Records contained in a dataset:
"""

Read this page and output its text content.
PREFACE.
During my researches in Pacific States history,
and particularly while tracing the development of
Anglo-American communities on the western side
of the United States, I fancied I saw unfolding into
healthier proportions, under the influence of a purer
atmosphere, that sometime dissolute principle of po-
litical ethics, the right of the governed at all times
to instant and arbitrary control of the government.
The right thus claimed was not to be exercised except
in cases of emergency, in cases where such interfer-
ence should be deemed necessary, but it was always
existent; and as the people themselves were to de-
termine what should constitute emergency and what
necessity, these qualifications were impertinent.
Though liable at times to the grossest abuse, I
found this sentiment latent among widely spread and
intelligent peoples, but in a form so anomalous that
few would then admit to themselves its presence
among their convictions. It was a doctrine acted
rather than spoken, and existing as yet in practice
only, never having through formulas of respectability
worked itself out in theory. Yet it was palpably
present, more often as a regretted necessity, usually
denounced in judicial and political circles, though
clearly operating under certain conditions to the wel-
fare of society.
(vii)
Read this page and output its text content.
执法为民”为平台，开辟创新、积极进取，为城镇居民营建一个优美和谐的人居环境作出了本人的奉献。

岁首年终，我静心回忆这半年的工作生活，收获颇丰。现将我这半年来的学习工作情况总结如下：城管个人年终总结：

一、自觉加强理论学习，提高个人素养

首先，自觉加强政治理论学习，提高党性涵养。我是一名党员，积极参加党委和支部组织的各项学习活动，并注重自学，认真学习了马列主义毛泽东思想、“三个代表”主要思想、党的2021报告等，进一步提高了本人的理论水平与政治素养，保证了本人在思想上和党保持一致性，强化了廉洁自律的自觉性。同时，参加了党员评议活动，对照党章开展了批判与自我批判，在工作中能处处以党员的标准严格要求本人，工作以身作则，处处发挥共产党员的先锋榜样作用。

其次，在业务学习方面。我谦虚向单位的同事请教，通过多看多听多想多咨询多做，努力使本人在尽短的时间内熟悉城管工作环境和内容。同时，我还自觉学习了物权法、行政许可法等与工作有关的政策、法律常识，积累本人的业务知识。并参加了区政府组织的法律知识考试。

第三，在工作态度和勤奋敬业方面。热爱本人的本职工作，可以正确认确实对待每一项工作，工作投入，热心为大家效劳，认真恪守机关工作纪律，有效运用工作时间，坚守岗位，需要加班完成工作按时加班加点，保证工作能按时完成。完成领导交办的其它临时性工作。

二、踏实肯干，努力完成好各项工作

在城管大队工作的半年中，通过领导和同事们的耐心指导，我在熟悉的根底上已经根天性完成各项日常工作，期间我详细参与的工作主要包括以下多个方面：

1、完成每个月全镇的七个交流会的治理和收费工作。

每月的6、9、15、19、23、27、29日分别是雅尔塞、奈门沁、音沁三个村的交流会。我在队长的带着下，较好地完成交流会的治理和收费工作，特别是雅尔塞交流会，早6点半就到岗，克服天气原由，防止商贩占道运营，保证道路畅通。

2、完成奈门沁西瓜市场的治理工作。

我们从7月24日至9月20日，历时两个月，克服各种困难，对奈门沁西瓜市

"""

Read through the entries and copy each line in which "that" appears.

▶ CORRECT RESULT:
atmosphere, that sometime dissolute principle of po-
intelligent peoples, but in a form so anomalous that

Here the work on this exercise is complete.